Prompt =>
Gather all lines in the entries below that include the word "JSON".

Information provided =>
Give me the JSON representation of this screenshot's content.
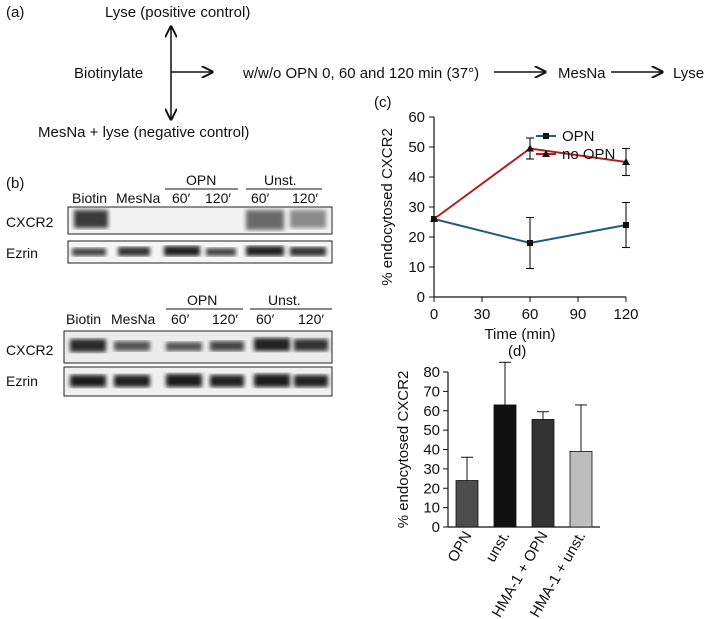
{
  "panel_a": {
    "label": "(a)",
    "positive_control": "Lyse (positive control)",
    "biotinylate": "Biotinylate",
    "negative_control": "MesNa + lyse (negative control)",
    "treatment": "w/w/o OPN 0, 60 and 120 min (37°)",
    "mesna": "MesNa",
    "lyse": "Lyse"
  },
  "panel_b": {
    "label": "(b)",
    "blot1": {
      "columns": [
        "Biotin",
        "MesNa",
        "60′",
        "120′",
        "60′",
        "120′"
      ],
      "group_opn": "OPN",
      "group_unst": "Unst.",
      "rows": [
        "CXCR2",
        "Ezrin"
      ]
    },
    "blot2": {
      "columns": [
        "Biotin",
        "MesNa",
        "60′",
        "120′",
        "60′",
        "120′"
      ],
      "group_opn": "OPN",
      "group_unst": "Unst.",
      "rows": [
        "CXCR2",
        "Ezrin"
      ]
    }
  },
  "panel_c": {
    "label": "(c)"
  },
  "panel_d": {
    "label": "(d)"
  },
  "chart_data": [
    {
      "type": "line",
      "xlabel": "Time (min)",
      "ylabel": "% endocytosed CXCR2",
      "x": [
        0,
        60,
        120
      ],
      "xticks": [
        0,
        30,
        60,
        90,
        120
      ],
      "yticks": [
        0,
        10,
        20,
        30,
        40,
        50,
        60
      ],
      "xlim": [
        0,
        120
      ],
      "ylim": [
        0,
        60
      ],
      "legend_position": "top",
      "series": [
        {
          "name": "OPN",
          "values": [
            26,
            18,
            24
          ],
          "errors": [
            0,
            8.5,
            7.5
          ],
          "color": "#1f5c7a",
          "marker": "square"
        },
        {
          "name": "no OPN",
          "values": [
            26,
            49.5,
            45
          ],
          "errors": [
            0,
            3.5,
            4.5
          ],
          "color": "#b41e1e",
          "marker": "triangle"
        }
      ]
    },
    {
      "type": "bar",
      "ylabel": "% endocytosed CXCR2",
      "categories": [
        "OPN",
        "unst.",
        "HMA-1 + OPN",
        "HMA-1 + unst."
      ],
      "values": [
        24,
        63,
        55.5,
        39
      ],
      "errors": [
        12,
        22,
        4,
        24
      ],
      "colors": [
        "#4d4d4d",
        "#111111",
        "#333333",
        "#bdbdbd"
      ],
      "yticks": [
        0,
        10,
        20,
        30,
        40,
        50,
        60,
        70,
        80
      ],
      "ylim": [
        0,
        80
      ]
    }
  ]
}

* * *

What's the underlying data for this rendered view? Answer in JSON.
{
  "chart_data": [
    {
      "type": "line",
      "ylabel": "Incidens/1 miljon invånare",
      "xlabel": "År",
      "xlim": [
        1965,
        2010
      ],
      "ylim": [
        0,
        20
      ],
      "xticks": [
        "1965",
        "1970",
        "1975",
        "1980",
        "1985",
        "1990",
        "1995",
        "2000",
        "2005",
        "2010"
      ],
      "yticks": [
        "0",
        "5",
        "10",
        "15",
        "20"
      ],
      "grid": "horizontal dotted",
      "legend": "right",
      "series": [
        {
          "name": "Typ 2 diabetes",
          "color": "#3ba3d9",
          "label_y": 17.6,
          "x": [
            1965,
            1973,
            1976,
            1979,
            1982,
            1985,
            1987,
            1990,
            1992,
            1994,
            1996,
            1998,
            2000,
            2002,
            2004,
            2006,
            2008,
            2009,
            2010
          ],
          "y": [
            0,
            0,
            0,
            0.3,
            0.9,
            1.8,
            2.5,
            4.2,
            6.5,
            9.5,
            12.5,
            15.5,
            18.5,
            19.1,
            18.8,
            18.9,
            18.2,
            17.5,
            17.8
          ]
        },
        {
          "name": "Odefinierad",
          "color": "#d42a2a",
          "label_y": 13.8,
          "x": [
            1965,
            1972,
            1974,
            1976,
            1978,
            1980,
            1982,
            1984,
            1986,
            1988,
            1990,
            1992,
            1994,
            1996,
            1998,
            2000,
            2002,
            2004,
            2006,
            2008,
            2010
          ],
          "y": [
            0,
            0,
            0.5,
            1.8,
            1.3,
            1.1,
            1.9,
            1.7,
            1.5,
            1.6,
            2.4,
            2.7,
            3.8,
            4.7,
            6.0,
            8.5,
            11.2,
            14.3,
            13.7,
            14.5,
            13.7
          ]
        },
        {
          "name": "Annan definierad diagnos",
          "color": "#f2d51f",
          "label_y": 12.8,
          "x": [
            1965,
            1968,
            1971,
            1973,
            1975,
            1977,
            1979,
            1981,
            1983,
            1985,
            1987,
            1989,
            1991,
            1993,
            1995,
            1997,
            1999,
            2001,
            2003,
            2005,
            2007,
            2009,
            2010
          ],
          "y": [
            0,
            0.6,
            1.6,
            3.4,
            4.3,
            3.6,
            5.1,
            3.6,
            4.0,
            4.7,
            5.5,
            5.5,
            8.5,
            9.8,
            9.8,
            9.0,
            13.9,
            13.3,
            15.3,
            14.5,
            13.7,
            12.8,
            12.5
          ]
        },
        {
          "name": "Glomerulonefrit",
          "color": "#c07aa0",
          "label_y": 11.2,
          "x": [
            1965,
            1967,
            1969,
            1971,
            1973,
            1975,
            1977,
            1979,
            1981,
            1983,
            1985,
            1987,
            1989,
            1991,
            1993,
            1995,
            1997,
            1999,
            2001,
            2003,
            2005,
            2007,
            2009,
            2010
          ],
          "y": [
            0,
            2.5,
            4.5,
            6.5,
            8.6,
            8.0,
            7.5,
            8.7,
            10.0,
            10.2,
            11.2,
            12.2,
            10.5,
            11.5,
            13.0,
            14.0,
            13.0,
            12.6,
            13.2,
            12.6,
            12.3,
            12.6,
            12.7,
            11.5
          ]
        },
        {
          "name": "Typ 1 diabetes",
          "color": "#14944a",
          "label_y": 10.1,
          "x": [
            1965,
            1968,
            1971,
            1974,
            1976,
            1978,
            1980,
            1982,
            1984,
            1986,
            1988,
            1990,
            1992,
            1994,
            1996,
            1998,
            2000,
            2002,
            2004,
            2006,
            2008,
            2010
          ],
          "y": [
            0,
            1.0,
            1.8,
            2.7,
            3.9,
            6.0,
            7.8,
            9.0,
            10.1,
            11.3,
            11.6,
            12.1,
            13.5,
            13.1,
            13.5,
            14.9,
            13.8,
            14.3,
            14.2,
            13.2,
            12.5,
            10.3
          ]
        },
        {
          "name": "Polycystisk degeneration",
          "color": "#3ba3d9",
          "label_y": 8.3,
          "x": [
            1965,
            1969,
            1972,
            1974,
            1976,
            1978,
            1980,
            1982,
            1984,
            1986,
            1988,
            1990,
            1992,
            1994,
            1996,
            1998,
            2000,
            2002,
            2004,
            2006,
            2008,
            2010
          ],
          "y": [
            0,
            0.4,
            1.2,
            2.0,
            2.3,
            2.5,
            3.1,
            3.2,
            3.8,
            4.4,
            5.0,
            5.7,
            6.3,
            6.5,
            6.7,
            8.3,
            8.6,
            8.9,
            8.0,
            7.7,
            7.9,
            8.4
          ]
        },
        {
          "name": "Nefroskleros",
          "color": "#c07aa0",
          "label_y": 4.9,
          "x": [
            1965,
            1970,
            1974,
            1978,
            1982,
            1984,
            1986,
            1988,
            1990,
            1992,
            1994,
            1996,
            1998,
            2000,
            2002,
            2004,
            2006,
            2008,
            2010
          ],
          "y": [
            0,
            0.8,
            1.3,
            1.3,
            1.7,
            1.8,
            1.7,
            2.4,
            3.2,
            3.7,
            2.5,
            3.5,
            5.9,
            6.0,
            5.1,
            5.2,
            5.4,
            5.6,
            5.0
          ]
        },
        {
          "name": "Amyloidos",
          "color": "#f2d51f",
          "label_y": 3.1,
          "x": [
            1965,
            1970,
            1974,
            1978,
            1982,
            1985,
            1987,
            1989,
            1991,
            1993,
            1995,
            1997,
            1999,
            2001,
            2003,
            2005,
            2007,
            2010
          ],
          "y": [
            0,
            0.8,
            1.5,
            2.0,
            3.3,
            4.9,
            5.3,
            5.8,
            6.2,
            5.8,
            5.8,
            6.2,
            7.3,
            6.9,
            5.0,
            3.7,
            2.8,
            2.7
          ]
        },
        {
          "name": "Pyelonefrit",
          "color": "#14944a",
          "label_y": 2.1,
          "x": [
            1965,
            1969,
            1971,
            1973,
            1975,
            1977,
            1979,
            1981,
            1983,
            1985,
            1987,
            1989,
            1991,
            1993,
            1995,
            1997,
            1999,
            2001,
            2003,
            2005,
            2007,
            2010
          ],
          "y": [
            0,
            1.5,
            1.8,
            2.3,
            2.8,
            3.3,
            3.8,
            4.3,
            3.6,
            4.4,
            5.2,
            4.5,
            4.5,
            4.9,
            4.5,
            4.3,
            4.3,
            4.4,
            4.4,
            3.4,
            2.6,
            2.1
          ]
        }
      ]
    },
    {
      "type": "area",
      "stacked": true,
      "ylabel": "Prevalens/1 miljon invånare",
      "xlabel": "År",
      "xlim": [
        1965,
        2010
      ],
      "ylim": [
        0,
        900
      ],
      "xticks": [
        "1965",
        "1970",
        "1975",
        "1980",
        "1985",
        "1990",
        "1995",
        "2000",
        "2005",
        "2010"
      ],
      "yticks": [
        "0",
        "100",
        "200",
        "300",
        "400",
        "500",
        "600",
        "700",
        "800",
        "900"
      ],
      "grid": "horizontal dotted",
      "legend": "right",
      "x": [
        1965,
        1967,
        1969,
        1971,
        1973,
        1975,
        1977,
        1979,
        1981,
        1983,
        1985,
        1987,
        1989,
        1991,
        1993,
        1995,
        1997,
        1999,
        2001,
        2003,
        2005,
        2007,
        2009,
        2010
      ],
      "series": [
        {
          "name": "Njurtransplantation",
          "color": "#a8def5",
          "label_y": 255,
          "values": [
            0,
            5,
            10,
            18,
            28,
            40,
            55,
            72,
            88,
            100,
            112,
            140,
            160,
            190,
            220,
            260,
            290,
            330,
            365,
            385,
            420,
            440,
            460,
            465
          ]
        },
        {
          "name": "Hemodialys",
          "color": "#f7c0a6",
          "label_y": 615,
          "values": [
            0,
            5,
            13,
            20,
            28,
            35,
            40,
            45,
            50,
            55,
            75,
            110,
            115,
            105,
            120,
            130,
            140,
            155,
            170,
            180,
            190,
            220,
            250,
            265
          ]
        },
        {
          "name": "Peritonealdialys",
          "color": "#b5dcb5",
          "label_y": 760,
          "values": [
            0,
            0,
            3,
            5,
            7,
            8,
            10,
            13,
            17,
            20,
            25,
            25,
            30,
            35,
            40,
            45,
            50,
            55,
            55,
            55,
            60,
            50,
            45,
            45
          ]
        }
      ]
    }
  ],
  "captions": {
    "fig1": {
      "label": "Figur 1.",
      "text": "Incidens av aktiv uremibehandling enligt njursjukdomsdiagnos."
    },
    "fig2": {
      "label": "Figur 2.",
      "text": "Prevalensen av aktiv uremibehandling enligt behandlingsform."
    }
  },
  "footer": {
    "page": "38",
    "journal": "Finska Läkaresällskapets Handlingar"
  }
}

Reply to the exercise =>
Give me the JSON representation of this screenshot's content.
What's the underlying data for this rendered view? Answer in JSON.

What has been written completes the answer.